__Exercise__: Your task is to repeat all of the material exactly.

········

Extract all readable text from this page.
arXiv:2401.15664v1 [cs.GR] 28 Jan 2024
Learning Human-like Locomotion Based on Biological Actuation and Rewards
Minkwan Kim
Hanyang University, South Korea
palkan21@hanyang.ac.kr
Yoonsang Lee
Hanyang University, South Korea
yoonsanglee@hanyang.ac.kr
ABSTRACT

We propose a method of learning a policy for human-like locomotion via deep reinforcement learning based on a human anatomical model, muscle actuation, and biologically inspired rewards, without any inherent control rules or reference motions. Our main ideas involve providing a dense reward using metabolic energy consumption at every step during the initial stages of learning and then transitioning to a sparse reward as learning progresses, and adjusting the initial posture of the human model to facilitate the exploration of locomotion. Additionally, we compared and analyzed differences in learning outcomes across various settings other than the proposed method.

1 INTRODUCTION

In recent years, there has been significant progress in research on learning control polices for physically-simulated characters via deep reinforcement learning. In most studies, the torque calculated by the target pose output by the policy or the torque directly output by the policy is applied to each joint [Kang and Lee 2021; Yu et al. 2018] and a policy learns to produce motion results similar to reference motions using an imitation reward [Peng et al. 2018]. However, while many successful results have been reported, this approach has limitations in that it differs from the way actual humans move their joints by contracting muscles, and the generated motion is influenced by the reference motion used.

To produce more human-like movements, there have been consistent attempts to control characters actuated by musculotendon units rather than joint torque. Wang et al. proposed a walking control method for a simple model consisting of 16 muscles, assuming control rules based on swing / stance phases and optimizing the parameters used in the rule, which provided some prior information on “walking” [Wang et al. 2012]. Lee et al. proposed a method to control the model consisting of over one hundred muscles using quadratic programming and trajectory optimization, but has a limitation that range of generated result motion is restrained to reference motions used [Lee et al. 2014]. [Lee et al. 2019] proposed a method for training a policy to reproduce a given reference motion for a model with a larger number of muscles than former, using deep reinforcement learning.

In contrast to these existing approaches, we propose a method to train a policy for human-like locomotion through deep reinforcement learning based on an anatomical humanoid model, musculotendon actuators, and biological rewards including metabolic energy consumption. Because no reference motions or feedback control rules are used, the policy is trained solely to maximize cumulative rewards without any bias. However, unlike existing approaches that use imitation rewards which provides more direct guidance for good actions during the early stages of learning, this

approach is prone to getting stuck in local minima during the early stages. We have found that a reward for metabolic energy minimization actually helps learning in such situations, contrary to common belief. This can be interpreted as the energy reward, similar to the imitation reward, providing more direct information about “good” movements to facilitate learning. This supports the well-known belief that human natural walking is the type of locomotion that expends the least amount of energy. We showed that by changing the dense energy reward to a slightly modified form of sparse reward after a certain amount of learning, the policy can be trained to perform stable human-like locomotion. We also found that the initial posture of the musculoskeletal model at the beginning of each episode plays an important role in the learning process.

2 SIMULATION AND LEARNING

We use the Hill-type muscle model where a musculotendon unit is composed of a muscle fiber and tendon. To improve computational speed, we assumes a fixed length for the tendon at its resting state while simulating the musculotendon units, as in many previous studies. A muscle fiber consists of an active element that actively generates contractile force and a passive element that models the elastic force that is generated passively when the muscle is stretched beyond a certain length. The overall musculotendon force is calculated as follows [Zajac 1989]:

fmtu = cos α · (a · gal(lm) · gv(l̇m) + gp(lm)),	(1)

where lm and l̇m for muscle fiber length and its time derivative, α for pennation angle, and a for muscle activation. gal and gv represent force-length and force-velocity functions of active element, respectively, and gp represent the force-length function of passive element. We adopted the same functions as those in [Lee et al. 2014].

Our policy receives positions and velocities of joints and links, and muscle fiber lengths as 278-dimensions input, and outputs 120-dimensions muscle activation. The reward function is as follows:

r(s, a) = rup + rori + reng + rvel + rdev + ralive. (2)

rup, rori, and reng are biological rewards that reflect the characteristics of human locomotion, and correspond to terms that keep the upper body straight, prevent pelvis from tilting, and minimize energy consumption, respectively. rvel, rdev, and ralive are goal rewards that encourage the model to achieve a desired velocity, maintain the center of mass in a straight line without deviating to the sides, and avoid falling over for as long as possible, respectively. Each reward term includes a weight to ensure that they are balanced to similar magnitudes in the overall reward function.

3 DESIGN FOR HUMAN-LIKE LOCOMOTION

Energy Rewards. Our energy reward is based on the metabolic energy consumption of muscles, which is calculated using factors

········

__Task solution__:
Extract all readable text from this page.
arXiv:2401.15664v1 [cs.GR] 28 Jan 2024
Learning Human-like Locomotion Based on Biological Actuation and Rewards
Minkwan Kim
Hanyang University, South Korea
palkan21@hanyang.ac.kr
Yoonsang Lee
Hanyang University, South Korea
yoonsanglee@hanyang.ac.kr
ABSTRACT

We propose a method of learning a policy for human-like locomotion via deep reinforcement learning based on a human anatomical model, muscle actuation, and biologically inspired rewards, without any inherent control rules or reference motions. Our main ideas involve providing a dense reward using metabolic energy consumption at every step during the initial stages of learning and then transitioning to a sparse reward as learning progresses, and adjusting the initial posture of the human model to facilitate the exploration of locomotion. Additionally, we compared and analyzed differences in learning outcomes across various settings other than the proposed method.

1 INTRODUCTION

In recent years, there has been significant progress in research on learning control polices for physically-simulated characters via deep reinforcement learning. In most studies, the torque calculated by the target pose output by the policy or the torque directly output by the policy is applied to each joint [Kang and Lee 2021; Yu et al. 2018] and a policy learns to produce motion results similar to reference motions using an imitation reward [Peng et al. 2018]. However, while many successful results have been reported, this approach has limitations in that it differs from the way actual humans move their joints by contracting muscles, and the generated motion is influenced by the reference motion used.

To produce more human-like movements, there have been consistent attempts to control characters actuated by musculotendon units rather than joint torque. Wang et al. proposed a walking control method for a simple model consisting of 16 muscles, assuming control rules based on swing / stance phases and optimizing the parameters used in the rule, which provided some prior information on “walking” [Wang et al. 2012]. Lee et al. proposed a method to control the model consisting of over one hundred muscles using quadratic programming and trajectory optimization, but has a limitation that range of generated result motion is restrained to reference motions used [Lee et al. 2014]. [Lee et al. 2019] proposed a method for training a policy to reproduce a given reference motion for a model with a larger number of muscles than former, using deep reinforcement learning.

In contrast to these existing approaches, we propose a method to train a policy for human-like locomotion through deep reinforcement learning based on an anatomical humanoid model, musculotendon actuators, and biological rewards including metabolic energy consumption. Because no reference motions or feedback control rules are used, the policy is trained solely to maximize cumulative rewards without any bias. However, unlike existing approaches that use imitation rewards which provides more direct guidance for good actions during the early stages of learning, this

approach is prone to getting stuck in local minima during the early stages. We have found that a reward for metabolic energy minimization actually helps learning in such situations, contrary to common belief. This can be interpreted as the energy reward, similar to the imitation reward, providing more direct information about “good” movements to facilitate learning. This supports the well-known belief that human natural walking is the type of locomotion that expends the least amount of energy. We showed that by changing the dense energy reward to a slightly modified form of sparse reward after a certain amount of learning, the policy can be trained to perform stable human-like locomotion. We also found that the initial posture of the musculoskeletal model at the beginning of each episode plays an important role in the learning process.

2 SIMULATION AND LEARNING

We use the Hill-type muscle model where a musculotendon unit is composed of a muscle fiber and tendon. To improve computational speed, we assumes a fixed length for the tendon at its resting state while simulating the musculotendon units, as in many previous studies. A muscle fiber consists of an active element that actively generates contractile force and a passive element that models the elastic force that is generated passively when the muscle is stretched beyond a certain length. The overall musculotendon force is calculated as follows [Zajac 1989]:

fmtu = cos α · (a · gal(lm) · gv(l̇m) + gp(lm)),	(1)

where lm and l̇m for muscle fiber length and its time derivative, α for pennation angle, and a for muscle activation. gal and gv represent force-length and force-velocity functions of active element, respectively, and gp represent the force-length function of passive element. We adopted the same functions as those in [Lee et al. 2014].

Our policy receives positions and velocities of joints and links, and muscle fiber lengths as 278-dimensions input, and outputs 120-dimensions muscle activation. The reward function is as follows:

r(s, a) = rup + rori + reng + rvel + rdev + ralive. (2)

rup, rori, and reng are biological rewards that reflect the characteristics of human locomotion, and correspond to terms that keep the upper body straight, prevent pelvis from tilting, and minimize energy consumption, respectively. rvel, rdev, and ralive are goal rewards that encourage the model to achieve a desired velocity, maintain the center of mass in a straight line without deviating to the sides, and avoid falling over for as long as possible, respectively. Each reward term includes a weight to ensure that they are balanced to similar magnitudes in the overall reward function.

3 DESIGN FOR HUMAN-LIKE LOCOMOTION

Energy Rewards. Our energy reward is based on the metabolic energy consumption of muscles, which is calculated using factors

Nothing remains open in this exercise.